Your goal: Set out each line from the following listing that includes the word "mavericoaster".

═══ Provided data

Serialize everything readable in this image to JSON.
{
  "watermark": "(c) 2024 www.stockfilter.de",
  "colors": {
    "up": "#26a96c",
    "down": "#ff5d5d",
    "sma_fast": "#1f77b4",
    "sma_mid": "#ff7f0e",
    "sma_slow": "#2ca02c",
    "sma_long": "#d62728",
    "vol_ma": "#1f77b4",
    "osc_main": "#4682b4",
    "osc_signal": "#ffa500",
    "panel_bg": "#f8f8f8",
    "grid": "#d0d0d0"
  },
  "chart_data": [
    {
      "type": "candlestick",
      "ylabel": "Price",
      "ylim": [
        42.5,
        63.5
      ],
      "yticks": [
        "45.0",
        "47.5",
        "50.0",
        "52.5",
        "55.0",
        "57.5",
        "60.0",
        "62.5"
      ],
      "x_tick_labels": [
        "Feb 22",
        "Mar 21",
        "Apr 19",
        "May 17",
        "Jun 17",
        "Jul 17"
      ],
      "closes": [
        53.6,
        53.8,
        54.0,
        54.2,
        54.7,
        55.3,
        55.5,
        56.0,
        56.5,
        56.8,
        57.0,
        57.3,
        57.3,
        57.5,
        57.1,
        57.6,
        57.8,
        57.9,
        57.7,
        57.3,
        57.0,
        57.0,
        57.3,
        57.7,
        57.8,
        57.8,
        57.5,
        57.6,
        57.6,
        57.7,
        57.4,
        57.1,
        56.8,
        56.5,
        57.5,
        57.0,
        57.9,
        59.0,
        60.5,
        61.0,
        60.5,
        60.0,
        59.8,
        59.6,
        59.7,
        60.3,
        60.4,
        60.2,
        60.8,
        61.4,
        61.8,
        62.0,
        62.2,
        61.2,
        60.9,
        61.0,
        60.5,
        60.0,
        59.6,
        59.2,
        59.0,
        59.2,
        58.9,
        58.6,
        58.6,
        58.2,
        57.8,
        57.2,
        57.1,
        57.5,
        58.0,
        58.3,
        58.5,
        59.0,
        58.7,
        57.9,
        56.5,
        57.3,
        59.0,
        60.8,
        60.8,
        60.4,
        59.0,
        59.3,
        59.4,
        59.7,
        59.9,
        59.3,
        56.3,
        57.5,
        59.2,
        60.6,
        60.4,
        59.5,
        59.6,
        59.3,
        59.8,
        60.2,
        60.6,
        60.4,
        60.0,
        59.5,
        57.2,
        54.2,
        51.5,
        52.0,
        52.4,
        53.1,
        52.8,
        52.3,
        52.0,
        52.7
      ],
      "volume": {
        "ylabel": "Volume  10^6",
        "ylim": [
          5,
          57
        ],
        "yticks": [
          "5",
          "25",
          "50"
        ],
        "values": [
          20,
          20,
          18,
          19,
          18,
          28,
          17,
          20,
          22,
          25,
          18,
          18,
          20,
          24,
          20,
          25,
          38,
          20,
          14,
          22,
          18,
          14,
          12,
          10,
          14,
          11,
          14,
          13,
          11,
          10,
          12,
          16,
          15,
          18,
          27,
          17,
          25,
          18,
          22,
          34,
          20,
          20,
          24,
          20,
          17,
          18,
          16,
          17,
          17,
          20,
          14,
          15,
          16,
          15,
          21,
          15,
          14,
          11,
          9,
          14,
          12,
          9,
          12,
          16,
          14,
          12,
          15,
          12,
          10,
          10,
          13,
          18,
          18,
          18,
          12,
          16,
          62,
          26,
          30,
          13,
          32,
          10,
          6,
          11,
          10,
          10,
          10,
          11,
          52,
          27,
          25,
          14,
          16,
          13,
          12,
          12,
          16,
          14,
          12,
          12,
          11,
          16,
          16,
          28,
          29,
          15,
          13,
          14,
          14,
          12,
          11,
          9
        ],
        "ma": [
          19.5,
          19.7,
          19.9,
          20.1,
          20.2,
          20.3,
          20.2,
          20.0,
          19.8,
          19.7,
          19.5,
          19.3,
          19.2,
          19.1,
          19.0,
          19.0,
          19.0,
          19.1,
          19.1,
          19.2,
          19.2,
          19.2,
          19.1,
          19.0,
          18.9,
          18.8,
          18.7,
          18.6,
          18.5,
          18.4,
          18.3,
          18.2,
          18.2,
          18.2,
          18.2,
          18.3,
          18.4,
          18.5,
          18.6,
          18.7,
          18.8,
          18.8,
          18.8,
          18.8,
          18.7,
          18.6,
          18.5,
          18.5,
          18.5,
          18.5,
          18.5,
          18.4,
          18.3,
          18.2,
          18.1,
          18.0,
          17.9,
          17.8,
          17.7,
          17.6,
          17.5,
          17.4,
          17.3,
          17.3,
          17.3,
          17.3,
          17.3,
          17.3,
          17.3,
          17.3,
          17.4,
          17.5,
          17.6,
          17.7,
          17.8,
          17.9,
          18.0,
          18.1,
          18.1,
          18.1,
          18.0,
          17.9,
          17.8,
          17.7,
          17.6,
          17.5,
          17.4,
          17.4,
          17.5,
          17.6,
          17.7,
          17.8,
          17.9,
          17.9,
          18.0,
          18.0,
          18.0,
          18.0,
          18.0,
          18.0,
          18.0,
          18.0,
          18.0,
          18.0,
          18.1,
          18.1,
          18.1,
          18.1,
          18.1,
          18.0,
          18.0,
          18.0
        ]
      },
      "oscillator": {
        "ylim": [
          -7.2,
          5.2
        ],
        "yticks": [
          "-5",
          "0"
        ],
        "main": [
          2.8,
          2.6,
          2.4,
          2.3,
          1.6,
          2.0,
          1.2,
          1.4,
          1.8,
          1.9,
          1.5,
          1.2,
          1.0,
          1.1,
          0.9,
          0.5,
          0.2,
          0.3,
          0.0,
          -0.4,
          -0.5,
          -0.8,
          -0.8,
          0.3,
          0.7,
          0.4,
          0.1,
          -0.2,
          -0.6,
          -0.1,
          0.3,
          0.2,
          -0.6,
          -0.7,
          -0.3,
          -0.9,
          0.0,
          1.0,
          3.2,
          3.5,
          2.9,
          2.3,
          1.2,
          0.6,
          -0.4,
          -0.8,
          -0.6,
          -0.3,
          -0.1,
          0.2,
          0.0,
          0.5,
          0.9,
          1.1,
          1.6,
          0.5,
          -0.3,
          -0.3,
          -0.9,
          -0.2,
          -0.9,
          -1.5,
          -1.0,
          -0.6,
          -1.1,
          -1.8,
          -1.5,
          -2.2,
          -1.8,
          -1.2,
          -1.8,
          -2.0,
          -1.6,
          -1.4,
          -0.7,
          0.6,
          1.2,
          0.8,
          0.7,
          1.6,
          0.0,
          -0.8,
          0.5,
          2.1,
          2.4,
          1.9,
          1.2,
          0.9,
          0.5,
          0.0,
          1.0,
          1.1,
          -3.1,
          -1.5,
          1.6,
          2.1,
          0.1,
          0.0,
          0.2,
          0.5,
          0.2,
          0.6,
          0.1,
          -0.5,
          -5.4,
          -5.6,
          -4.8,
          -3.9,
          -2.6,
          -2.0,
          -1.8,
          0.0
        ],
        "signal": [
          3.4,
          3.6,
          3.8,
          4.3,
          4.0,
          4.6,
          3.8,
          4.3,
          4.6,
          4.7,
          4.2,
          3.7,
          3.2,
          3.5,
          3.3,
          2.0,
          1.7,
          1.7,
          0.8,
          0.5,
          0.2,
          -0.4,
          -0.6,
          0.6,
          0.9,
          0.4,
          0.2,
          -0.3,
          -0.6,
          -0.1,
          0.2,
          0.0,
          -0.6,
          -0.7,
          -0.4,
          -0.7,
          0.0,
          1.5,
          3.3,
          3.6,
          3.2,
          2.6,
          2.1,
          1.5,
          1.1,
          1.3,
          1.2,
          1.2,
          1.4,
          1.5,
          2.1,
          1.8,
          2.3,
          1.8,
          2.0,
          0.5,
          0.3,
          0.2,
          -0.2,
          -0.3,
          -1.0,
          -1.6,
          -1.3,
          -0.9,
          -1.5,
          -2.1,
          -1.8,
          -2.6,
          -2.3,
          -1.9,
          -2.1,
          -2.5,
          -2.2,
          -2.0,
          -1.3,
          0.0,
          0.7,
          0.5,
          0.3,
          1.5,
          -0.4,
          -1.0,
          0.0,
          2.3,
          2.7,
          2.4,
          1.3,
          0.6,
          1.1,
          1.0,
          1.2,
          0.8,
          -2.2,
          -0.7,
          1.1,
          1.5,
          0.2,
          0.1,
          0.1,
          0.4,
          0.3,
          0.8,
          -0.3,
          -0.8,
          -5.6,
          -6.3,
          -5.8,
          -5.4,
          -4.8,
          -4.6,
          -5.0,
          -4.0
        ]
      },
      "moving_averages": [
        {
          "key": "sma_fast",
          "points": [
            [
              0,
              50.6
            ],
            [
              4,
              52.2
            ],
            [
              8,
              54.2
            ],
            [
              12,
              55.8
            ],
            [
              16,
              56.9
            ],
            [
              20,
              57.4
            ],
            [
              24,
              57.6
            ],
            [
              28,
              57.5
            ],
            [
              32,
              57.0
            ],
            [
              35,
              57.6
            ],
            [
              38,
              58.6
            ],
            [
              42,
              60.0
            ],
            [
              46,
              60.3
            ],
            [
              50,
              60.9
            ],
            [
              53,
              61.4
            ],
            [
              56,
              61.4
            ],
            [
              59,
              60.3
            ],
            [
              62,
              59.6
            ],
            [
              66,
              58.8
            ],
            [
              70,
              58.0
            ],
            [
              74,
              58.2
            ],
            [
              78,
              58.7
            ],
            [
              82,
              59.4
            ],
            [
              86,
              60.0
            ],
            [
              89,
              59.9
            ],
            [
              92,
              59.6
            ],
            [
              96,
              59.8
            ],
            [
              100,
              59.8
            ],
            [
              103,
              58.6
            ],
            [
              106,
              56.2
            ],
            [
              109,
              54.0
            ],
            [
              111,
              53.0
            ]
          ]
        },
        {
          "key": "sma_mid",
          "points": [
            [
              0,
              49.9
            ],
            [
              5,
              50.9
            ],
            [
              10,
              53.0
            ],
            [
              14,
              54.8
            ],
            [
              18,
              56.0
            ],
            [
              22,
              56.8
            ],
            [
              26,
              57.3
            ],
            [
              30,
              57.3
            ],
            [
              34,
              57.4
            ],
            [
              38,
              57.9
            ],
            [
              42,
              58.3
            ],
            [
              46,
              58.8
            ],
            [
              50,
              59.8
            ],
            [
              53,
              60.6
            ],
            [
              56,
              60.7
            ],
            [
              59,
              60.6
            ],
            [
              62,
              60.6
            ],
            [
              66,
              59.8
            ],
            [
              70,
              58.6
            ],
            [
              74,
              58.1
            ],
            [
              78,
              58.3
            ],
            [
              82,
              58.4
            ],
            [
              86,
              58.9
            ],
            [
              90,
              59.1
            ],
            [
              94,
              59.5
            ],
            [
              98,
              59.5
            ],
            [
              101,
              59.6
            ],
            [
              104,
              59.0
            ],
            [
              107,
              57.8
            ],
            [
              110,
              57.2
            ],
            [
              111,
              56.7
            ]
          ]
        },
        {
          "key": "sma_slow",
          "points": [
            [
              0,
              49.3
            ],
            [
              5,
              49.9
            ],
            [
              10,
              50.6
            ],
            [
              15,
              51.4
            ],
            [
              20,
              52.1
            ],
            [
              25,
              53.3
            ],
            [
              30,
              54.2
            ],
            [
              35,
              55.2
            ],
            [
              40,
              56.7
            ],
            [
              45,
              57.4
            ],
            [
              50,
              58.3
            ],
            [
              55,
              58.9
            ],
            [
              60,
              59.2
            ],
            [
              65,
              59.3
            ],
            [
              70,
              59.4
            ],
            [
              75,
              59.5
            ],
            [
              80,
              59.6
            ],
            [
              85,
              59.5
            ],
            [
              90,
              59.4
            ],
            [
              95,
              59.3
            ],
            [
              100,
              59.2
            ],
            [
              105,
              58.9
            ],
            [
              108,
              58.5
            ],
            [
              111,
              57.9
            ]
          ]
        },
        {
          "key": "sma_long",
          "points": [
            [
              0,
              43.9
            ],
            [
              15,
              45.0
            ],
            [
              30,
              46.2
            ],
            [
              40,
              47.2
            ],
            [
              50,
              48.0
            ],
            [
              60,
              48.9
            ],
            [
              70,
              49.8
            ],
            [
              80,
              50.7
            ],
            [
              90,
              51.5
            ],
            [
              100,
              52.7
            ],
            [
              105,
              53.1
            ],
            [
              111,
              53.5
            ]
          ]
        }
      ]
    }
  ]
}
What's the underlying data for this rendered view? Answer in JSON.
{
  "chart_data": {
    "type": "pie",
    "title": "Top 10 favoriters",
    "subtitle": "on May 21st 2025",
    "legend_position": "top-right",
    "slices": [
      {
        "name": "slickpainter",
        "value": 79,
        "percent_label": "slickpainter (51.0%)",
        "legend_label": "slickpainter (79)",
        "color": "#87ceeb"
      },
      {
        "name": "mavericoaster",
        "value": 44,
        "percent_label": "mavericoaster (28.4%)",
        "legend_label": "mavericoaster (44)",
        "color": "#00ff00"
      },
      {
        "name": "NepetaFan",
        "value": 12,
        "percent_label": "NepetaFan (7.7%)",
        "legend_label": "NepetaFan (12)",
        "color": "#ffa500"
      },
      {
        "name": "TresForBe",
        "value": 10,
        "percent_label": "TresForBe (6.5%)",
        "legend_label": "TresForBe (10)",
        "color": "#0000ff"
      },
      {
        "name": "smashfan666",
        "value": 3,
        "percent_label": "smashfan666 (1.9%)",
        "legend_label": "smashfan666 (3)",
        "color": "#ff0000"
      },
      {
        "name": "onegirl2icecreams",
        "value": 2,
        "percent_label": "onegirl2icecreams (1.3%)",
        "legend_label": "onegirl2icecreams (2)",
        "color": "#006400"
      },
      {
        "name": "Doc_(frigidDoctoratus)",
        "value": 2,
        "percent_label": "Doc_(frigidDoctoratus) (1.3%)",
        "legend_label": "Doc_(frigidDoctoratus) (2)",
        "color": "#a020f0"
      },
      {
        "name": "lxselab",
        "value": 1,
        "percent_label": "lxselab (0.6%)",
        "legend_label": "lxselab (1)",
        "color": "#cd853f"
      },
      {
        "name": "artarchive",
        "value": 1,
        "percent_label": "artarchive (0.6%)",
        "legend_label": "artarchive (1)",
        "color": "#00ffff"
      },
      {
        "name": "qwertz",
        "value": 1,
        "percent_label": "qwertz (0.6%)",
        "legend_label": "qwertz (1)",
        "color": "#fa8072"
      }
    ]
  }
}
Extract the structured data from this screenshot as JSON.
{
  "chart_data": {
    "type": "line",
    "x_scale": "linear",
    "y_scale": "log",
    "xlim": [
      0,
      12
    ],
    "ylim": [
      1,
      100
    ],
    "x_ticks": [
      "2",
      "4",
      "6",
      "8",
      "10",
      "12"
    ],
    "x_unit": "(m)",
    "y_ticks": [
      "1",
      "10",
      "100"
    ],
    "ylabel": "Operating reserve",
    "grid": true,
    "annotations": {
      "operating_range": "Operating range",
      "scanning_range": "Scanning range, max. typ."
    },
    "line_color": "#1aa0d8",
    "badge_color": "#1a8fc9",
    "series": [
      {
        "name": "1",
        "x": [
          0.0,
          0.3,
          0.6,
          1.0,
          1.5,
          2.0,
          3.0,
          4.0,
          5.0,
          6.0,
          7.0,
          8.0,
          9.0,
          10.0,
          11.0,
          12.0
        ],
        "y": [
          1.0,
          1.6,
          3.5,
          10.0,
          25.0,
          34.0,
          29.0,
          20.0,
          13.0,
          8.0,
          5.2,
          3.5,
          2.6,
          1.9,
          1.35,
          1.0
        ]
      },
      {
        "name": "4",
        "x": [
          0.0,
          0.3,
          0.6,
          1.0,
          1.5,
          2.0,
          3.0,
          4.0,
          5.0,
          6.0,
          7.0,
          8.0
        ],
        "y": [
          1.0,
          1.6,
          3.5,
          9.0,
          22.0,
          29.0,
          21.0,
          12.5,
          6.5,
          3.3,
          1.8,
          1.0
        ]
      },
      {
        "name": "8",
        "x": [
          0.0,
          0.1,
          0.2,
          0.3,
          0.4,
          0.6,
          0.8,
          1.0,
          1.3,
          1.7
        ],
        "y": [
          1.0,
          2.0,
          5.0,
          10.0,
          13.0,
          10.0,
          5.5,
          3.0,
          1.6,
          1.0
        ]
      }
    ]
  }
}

══════

Written reply:
        "name": "mavericoaster",
        "percent_label": "mavericoaster (28.4%)",
        "legend_label": "mavericoaster (44)",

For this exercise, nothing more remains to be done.